→ Material supplied
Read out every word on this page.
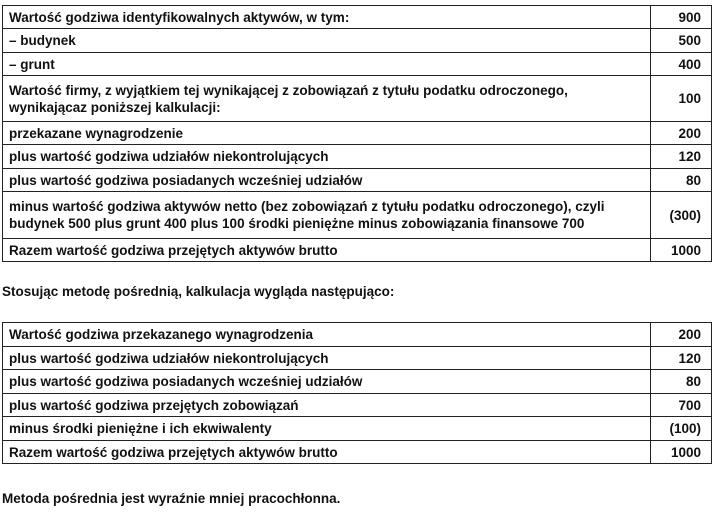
Wartość godziwa identyfikowalnych aktywów, w tym:	900
– budynek	500
– grunt	400
Wartość firmy, z wyjątkiem tej wynikającej z zobowiązań z tytułu podatku odroczonego, wynikającaz poniższej kalkulacji:	100
przekazane wynagrodzenie	200
plus wartość godziwa udziałów niekontrolujących	120
plus wartość godziwa posiadanych wcześniej udziałów	80
minus wartość godziwa aktywów netto (bez zobowiązań z tytułu podatku odroczonego), czyli budynek 500 plus grunt 400 plus 100 środki pieniężne minus zobowiązania finansowe 700	(300)
Razem wartość godziwa przejętych aktywów brutto	1000

Stosując metodę pośrednią, kalkulacja wygląda następująco:

Wartość godziwa przekazanego wynagrodzenia	200
plus wartość godziwa udziałów niekontrolujących	120
plus wartość godziwa posiadanych wcześniej udziałów	80
plus wartość godziwa przejętych zobowiązań	700
minus środki pieniężne i ich ekwiwalenty	(100)
Razem wartość godziwa przejętych aktywów brutto	1000

Metoda pośrednia jest wyraźnie mniej pracochłonna.
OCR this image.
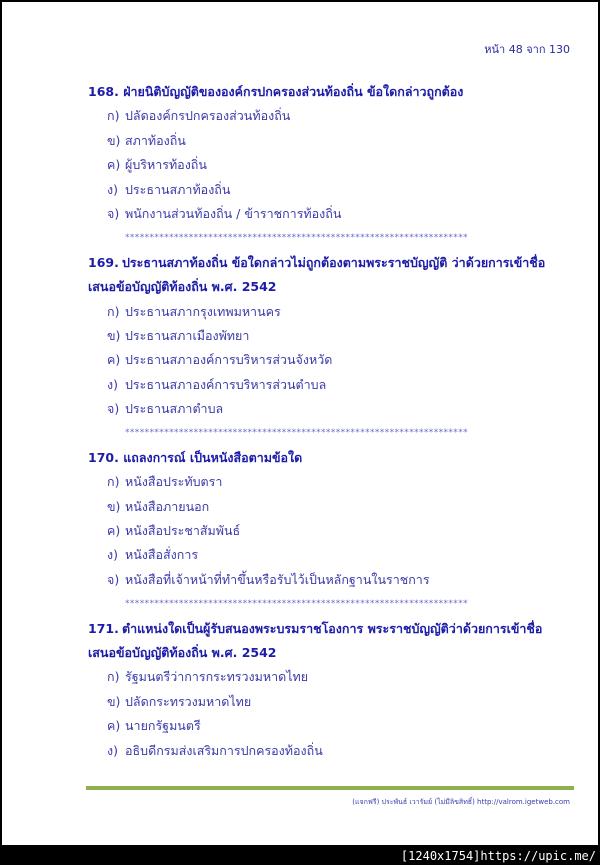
หน้า 48 จาก 130
168. ฝ่ายนิติบัญญัติขององค์กรปกครองส่วนท้องถิ่น ข้อใดกล่าวถูกต้อง
ก) ปลัดองค์กรปกครองส่วนท้องถิ่น
ข) สภาท้องถิ่น
ค) ผู้บริหารท้องถิ่น
ง) ประธานสภาท้องถิ่น
จ) พนักงานส่วนท้องถิ่น / ข้าราชการท้องถิ่น
**********************************************************************
169. ประธานสภาท้องถิ่น ข้อใดกล่าวไม่ถูกต้องตามพระราชบัญญัติ ว่าด้วยการเข้าชื่อ
เสนอข้อบัญญัติท้องถิ่น พ.ศ. 2542
ก) ประธานสภากรุงเทพมหานคร
ข) ประธานสภาเมืองพัทยา
ค) ประธานสภาองค์การบริหารส่วนจังหวัด
ง) ประธานสภาองค์การบริหารส่วนตำบล
จ) ประธานสภาตำบล
**********************************************************************
170. แถลงการณ์ เป็นหนังสือตามข้อใด
ก) หนังสือประทับตรา
ข) หนังสือภายนอก
ค) หนังสือประชาสัมพันธ์
ง) หนังสือสั่งการ
จ) หนังสือที่เจ้าหน้าที่ทำขึ้นหรือรับไว้เป็นหลักฐานในราชการ
**********************************************************************
171. ตำแหน่งใดเป็นผู้รับสนองพระบรมราชโองการ พระราชบัญญัติว่าด้วยการเข้าชื่อ
เสนอข้อบัญญัติท้องถิ่น พ.ศ. 2542
ก) รัฐมนตรีว่าการกระทรวงมหาดไทย
ข) ปลัดกระทรวงมหาดไทย
ค) นายกรัฐมนตรี
ง) อธิบดีกรมส่งเสริมการปกครองท้องถิ่น
(แจกฟรี) ประพันธ์ เวารัมย์ (ไม่มีลิขสิทธิ์) http://valrom.igetweb.com
[1240x1754]https://upic.me/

→ Task instructions
Everything from the line that contains "OCR this image." to the final line of the data is to be duplicated exactly, both ends included, except the pictures.

→ Response to this task
OCR this image.
หน้า 48 จาก 130
168. ฝ่ายนิติบัญญัติขององค์กรปกครองส่วนท้องถิ่น ข้อใดกล่าวถูกต้อง
ก) ปลัดองค์กรปกครองส่วนท้องถิ่น
ข) สภาท้องถิ่น
ค) ผู้บริหารท้องถิ่น
ง) ประธานสภาท้องถิ่น
จ) พนักงานส่วนท้องถิ่น / ข้าราชการท้องถิ่น
**********************************************************************
169. ประธานสภาท้องถิ่น ข้อใดกล่าวไม่ถูกต้องตามพระราชบัญญัติ ว่าด้วยการเข้าชื่อ
เสนอข้อบัญญัติท้องถิ่น พ.ศ. 2542
ก) ประธานสภากรุงเทพมหานคร
ข) ประธานสภาเมืองพัทยา
ค) ประธานสภาองค์การบริหารส่วนจังหวัด
ง) ประธานสภาองค์การบริหารส่วนตำบล
จ) ประธานสภาตำบล
**********************************************************************
170. แถลงการณ์ เป็นหนังสือตามข้อใด
ก) หนังสือประทับตรา
ข) หนังสือภายนอก
ค) หนังสือประชาสัมพันธ์
ง) หนังสือสั่งการ
จ) หนังสือที่เจ้าหน้าที่ทำขึ้นหรือรับไว้เป็นหลักฐานในราชการ
**********************************************************************
171. ตำแหน่งใดเป็นผู้รับสนองพระบรมราชโองการ พระราชบัญญัติว่าด้วยการเข้าชื่อ
เสนอข้อบัญญัติท้องถิ่น พ.ศ. 2542
ก) รัฐมนตรีว่าการกระทรวงมหาดไทย
ข) ปลัดกระทรวงมหาดไทย
ค) นายกรัฐมนตรี
ง) อธิบดีกรมส่งเสริมการปกครองท้องถิ่น
(แจกฟรี) ประพันธ์ เวารัมย์ (ไม่มีลิขสิทธิ์) http://valrom.igetweb.com
[1240x1754]https://upic.me/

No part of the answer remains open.